(DATA FOR THE TASK)

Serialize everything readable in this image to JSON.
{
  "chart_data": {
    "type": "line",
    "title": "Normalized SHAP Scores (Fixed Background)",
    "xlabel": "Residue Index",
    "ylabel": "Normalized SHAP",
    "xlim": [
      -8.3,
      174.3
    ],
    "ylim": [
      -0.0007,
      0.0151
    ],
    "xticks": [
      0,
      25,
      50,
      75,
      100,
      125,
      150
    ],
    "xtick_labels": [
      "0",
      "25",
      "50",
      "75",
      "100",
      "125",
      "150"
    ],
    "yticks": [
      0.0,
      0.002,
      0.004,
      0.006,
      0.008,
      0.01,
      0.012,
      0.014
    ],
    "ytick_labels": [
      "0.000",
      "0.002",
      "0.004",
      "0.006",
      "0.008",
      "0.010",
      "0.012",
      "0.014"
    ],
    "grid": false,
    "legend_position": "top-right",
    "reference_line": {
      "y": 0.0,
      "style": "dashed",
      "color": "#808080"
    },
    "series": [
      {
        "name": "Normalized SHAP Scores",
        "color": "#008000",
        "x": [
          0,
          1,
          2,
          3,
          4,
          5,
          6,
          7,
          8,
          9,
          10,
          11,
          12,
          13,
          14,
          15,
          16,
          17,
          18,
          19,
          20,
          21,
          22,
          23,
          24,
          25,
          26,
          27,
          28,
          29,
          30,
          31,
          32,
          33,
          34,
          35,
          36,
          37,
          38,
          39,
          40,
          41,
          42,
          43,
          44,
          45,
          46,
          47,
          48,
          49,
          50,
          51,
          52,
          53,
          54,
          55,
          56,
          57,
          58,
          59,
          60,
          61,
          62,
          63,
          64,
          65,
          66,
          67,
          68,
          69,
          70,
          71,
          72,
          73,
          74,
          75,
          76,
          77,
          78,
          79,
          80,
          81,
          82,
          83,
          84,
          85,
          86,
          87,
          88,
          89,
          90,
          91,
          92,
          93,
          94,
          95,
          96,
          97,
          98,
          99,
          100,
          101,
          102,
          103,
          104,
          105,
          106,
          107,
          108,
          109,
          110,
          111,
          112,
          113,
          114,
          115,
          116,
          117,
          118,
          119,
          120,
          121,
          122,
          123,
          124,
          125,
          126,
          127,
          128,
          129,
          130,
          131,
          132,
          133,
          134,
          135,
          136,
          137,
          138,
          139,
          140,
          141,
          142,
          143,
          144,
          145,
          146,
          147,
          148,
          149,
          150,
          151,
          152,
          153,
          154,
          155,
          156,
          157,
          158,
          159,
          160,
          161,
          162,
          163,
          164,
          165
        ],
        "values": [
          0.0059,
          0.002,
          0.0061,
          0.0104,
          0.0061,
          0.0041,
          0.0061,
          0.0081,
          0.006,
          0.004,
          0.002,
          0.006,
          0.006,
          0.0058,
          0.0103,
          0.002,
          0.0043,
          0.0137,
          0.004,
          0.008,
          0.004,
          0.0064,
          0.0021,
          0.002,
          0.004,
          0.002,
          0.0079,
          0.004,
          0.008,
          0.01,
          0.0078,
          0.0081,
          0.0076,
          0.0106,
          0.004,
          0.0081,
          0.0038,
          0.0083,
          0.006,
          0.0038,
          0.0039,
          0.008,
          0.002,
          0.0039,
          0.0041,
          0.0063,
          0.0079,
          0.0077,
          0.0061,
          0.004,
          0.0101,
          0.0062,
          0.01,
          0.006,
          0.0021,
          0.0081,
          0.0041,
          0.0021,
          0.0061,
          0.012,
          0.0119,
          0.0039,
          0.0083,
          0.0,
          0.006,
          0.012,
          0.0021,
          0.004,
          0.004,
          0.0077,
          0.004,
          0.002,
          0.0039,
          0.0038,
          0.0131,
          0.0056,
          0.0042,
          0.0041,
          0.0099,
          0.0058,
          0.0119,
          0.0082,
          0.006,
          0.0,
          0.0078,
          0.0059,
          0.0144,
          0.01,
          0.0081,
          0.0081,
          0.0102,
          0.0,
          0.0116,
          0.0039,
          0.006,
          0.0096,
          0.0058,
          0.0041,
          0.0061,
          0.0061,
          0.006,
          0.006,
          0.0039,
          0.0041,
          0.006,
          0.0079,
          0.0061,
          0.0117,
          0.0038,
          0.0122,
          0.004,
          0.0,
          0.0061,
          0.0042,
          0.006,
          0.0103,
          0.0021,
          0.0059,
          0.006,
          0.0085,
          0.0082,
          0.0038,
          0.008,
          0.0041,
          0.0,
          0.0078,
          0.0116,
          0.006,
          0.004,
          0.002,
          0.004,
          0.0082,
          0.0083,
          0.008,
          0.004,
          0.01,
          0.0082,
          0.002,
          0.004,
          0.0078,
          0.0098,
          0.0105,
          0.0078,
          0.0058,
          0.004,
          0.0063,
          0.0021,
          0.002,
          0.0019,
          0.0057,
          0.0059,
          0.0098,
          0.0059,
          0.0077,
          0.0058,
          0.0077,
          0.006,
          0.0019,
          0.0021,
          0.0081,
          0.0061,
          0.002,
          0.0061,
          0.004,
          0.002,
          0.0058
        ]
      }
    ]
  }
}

(WHAT THIS TASK INVOLVES) Take the listing above and set it down exactly.

(PROBLEM SOLUTION)
Serialize everything readable in this image to JSON.
{
  "chart_data": {
    "type": "line",
    "title": "Normalized SHAP Scores (Fixed Background)",
    "xlabel": "Residue Index",
    "ylabel": "Normalized SHAP",
    "xlim": [
      -8.3,
      174.3
    ],
    "ylim": [
      -0.0007,
      0.0151
    ],
    "xticks": [
      0,
      25,
      50,
      75,
      100,
      125,
      150
    ],
    "xtick_labels": [
      "0",
      "25",
      "50",
      "75",
      "100",
      "125",
      "150"
    ],
    "yticks": [
      0.0,
      0.002,
      0.004,
      0.006,
      0.008,
      0.01,
      0.012,
      0.014
    ],
    "ytick_labels": [
      "0.000",
      "0.002",
      "0.004",
      "0.006",
      "0.008",
      "0.010",
      "0.012",
      "0.014"
    ],
    "grid": false,
    "legend_position": "top-right",
    "reference_line": {
      "y": 0.0,
      "style": "dashed",
      "color": "#808080"
    },
    "series": [
      {
        "name": "Normalized SHAP Scores",
        "color": "#008000",
        "x": [
          0,
          1,
          2,
          3,
          4,
          5,
          6,
          7,
          8,
          9,
          10,
          11,
          12,
          13,
          14,
          15,
          16,
          17,
          18,
          19,
          20,
          21,
          22,
          23,
          24,
          25,
          26,
          27,
          28,
          29,
          30,
          31,
          32,
          33,
          34,
          35,
          36,
          37,
          38,
          39,
          40,
          41,
          42,
          43,
          44,
          45,
          46,
          47,
          48,
          49,
          50,
          51,
          52,
          53,
          54,
          55,
          56,
          57,
          58,
          59,
          60,
          61,
          62,
          63,
          64,
          65,
          66,
          67,
          68,
          69,
          70,
          71,
          72,
          73,
          74,
          75,
          76,
          77,
          78,
          79,
          80,
          81,
          82,
          83,
          84,
          85,
          86,
          87,
          88,
          89,
          90,
          91,
          92,
          93,
          94,
          95,
          96,
          97,
          98,
          99,
          100,
          101,
          102,
          103,
          104,
          105,
          106,
          107,
          108,
          109,
          110,
          111,
          112,
          113,
          114,
          115,
          116,
          117,
          118,
          119,
          120,
          121,
          122,
          123,
          124,
          125,
          126,
          127,
          128,
          129,
          130,
          131,
          132,
          133,
          134,
          135,
          136,
          137,
          138,
          139,
          140,
          141,
          142,
          143,
          144,
          145,
          146,
          147,
          148,
          149,
          150,
          151,
          152,
          153,
          154,
          155,
          156,
          157,
          158,
          159,
          160,
          161,
          162,
          163,
          164,
          165
        ],
        "values": [
          0.0059,
          0.002,
          0.0061,
          0.0104,
          0.0061,
          0.0041,
          0.0061,
          0.0081,
          0.006,
          0.004,
          0.002,
          0.006,
          0.006,
          0.0058,
          0.0103,
          0.002,
          0.0043,
          0.0137,
          0.004,
          0.008,
          0.004,
          0.0064,
          0.0021,
          0.002,
          0.004,
          0.002,
          0.0079,
          0.004,
          0.008,
          0.01,
          0.0078,
          0.0081,
          0.0076,
          0.0106,
          0.004,
          0.0081,
          0.0038,
          0.0083,
          0.006,
          0.0038,
          0.0039,
          0.008,
          0.002,
          0.0039,
          0.0041,
          0.0063,
          0.0079,
          0.0077,
          0.0061,
          0.004,
          0.0101,
          0.0062,
          0.01,
          0.006,
          0.0021,
          0.0081,
          0.0041,
          0.0021,
          0.0061,
          0.012,
          0.0119,
          0.0039,
          0.0083,
          0.0,
          0.006,
          0.012,
          0.0021,
          0.004,
          0.004,
          0.0077,
          0.004,
          0.002,
          0.0039,
          0.0038,
          0.0131,
          0.0056,
          0.0042,
          0.0041,
          0.0099,
          0.0058,
          0.0119,
          0.0082,
          0.006,
          0.0,
          0.0078,
          0.0059,
          0.0144,
          0.01,
          0.0081,
          0.0081,
          0.0102,
          0.0,
          0.0116,
          0.0039,
          0.006,
          0.0096,
          0.0058,
          0.0041,
          0.0061,
          0.0061,
          0.006,
          0.006,
          0.0039,
          0.0041,
          0.006,
          0.0079,
          0.0061,
          0.0117,
          0.0038,
          0.0122,
          0.004,
          0.0,
          0.0061,
          0.0042,
          0.006,
          0.0103,
          0.0021,
          0.0059,
          0.006,
          0.0085,
          0.0082,
          0.0038,
          0.008,
          0.0041,
          0.0,
          0.0078,
          0.0116,
          0.006,
          0.004,
          0.002,
          0.004,
          0.0082,
          0.0083,
          0.008,
          0.004,
          0.01,
          0.0082,
          0.002,
          0.004,
          0.0078,
          0.0098,
          0.0105,
          0.0078,
          0.0058,
          0.004,
          0.0063,
          0.0021,
          0.002,
          0.0019,
          0.0057,
          0.0059,
          0.0098,
          0.0059,
          0.0077,
          0.0058,
          0.0077,
          0.006,
          0.0019,
          0.0021,
          0.0081,
          0.0061,
          0.002,
          0.0061,
          0.004,
          0.002,
          0.0058
        ]
      }
    ]
  }
}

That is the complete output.